- CHALLENGE
Reproduce each line exactly, including spacing and punctuation.

- AVAILABLE DATA
---

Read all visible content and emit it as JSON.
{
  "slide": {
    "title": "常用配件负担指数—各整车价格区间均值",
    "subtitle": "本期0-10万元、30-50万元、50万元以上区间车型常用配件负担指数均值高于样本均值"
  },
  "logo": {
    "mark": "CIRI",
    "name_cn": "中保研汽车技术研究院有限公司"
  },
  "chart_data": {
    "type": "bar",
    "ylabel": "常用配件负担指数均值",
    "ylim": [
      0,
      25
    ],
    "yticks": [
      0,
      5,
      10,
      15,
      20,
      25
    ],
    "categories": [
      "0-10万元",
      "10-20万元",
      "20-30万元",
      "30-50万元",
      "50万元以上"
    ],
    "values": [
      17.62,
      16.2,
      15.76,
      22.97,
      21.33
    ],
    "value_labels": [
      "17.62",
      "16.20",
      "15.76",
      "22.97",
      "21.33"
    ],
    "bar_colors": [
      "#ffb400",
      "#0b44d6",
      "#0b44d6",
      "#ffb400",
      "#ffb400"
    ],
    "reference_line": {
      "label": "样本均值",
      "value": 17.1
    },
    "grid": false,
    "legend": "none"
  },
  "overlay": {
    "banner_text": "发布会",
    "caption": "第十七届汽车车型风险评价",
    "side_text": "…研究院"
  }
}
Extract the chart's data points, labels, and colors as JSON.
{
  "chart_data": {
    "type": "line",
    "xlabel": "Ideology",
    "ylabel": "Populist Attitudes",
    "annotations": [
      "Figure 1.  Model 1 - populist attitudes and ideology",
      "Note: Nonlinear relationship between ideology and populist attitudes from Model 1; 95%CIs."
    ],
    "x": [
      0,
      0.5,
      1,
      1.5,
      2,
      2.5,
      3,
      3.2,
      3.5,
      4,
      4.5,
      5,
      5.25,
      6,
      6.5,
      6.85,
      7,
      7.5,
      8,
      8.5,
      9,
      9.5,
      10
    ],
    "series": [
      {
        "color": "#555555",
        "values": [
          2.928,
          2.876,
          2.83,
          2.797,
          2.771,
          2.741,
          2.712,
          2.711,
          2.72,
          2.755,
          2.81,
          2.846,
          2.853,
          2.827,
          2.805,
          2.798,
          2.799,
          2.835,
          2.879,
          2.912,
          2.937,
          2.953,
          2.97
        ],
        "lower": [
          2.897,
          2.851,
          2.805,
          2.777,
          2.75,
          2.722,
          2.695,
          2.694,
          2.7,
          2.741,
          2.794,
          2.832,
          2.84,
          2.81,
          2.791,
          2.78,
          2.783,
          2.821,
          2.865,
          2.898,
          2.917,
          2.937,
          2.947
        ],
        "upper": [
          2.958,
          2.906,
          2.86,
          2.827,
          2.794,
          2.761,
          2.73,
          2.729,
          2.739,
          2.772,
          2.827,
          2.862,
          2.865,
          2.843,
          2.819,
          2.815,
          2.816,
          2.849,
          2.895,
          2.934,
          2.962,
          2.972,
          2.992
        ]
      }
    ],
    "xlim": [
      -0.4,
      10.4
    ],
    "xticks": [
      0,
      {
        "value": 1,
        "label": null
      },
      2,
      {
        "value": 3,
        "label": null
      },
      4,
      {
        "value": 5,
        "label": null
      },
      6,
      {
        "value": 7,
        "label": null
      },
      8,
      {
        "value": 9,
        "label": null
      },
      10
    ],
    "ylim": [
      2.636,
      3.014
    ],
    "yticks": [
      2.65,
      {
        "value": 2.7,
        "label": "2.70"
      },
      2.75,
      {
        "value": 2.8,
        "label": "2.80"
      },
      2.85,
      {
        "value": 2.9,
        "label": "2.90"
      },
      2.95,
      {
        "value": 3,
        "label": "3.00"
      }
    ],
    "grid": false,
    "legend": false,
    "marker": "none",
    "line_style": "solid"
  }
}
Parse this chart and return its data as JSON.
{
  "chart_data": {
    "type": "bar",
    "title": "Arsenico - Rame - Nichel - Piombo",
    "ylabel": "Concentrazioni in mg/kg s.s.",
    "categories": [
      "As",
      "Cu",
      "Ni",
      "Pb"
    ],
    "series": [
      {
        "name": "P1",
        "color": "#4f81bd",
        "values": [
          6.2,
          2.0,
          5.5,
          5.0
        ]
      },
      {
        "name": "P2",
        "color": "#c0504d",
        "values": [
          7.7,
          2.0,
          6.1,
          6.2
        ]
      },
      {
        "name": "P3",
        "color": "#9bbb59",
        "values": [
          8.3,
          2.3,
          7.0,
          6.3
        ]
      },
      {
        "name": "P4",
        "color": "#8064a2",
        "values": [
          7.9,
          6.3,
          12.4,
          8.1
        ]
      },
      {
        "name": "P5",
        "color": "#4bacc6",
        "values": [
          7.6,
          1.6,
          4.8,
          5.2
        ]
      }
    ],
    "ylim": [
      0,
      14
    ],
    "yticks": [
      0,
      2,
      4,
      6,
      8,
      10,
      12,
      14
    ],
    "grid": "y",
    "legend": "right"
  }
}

---

- TASK SOLUTION
Read all visible content and emit it as JSON.
{
  "slide": {
    "title": "常用配件负担指数—各整车价格区间均值",
    "subtitle": "本期0-10万元、30-50万元、50万元以上区间车型常用配件负担指数均值高于样本均值"
  },
  "logo": {
    "mark": "CIRI",
    "name_cn": "中保研汽车技术研究院有限公司"
  },
  "chart_data": {
    "type": "bar",
    "ylabel": "常用配件负担指数均值",
    "ylim": [
      0,
      25
    ],
    "yticks": [
      0,
      5,
      10,
      15,
      20,
      25
    ],
    "categories": [
      "0-10万元",
      "10-20万元",
      "20-30万元",
      "30-50万元",
      "50万元以上"
    ],
    "values": [
      17.62,
      16.2,
      15.76,
      22.97,
      21.33
    ],
    "value_labels": [
      "17.62",
      "16.20",
      "15.76",
      "22.97",
      "21.33"
    ],
    "bar_colors": [
      "#ffb400",
      "#0b44d6",
      "#0b44d6",
      "#ffb400",
      "#ffb400"
    ],
    "reference_line": {
      "label": "样本均值",
      "value": 17.1
    },
    "grid": false,
    "legend": "none"
  },
  "overlay": {
    "banner_text": "发布会",
    "caption": "第十七届汽车车型风险评价",
    "side_text": "…研究院"
  }
}
Extract the chart's data points, labels, and colors as JSON.
{
  "chart_data": {
    "type": "line",
    "xlabel": "Ideology",
    "ylabel": "Populist Attitudes",
    "annotations": [
      "Figure 1.  Model 1 - populist attitudes and ideology",
      "Note: Nonlinear relationship between ideology and populist attitudes from Model 1; 95%CIs."
    ],
    "x": [
      0,
      0.5,
      1,
      1.5,
      2,
      2.5,
      3,
      3.2,
      3.5,
      4,
      4.5,
      5,
      5.25,
      6,
      6.5,
      6.85,
      7,
      7.5,
      8,
      8.5,
      9,
      9.5,
      10
    ],
    "series": [
      {
        "color": "#555555",
        "values": [
          2.928,
          2.876,
          2.83,
          2.797,
          2.771,
          2.741,
          2.712,
          2.711,
          2.72,
          2.755,
          2.81,
          2.846,
          2.853,
          2.827,
          2.805,
          2.798,
          2.799,
          2.835,
          2.879,
          2.912,
          2.937,
          2.953,
          2.97
        ],
        "lower": [
          2.897,
          2.851,
          2.805,
          2.777,
          2.75,
          2.722,
          2.695,
          2.694,
          2.7,
          2.741,
          2.794,
          2.832,
          2.84,
          2.81,
          2.791,
          2.78,
          2.783,
          2.821,
          2.865,
          2.898,
          2.917,
          2.937,
          2.947
        ],
        "upper": [
          2.958,
          2.906,
          2.86,
          2.827,
          2.794,
          2.761,
          2.73,
          2.729,
          2.739,
          2.772,
          2.827,
          2.862,
          2.865,
          2.843,
          2.819,
          2.815,
          2.816,
          2.849,
          2.895,
          2.934,
          2.962,
          2.972,
          2.992
        ]
      }
    ],
    "xlim": [
      -0.4,
      10.4
    ],
    "xticks": [
      0,
      {
        "value": 1,
        "label": null
      },
      2,
      {
        "value": 3,
        "label": null
      },
      4,
      {
        "value": 5,
        "label": null
      },
      6,
      {
        "value": 7,
        "label": null
      },
      8,
      {
        "value": 9,
        "label": null
      },
      10
    ],
    "ylim": [
      2.636,
      3.014
    ],
    "yticks": [
      2.65,
      {
        "value": 2.7,
        "label": "2.70"
      },
      2.75,
      {
        "value": 2.8,
        "label": "2.80"
      },
      2.85,
      {
        "value": 2.9,
        "label": "2.90"
      },
      2.95,
      {
        "value": 3,
        "label": "3.00"
      }
    ],
    "grid": false,
    "legend": false,
    "marker": "none",
    "line_style": "solid"
  }
}
Parse this chart and return its data as JSON.
{
  "chart_data": {
    "type": "bar",
    "title": "Arsenico - Rame - Nichel - Piombo",
    "ylabel": "Concentrazioni in mg/kg s.s.",
    "categories": [
      "As",
      "Cu",
      "Ni",
      "Pb"
    ],
    "series": [
      {
        "name": "P1",
        "color": "#4f81bd",
        "values": [
          6.2,
          2.0,
          5.5,
          5.0
        ]
      },
      {
        "name": "P2",
        "color": "#c0504d",
        "values": [
          7.7,
          2.0,
          6.1,
          6.2
        ]
      },
      {
        "name": "P3",
        "color": "#9bbb59",
        "values": [
          8.3,
          2.3,
          7.0,
          6.3
        ]
      },
      {
        "name": "P4",
        "color": "#8064a2",
        "values": [
          7.9,
          6.3,
          12.4,
          8.1
        ]
      },
      {
        "name": "P5",
        "color": "#4bacc6",
        "values": [
          7.6,
          1.6,
          4.8,
          5.2
        ]
      }
    ],
    "ylim": [
      0,
      14
    ],
    "yticks": [
      0,
      2,
      4,
      6,
      8,
      10,
      12,
      14
    ],
    "grid": "y",
    "legend": "right"
  }
}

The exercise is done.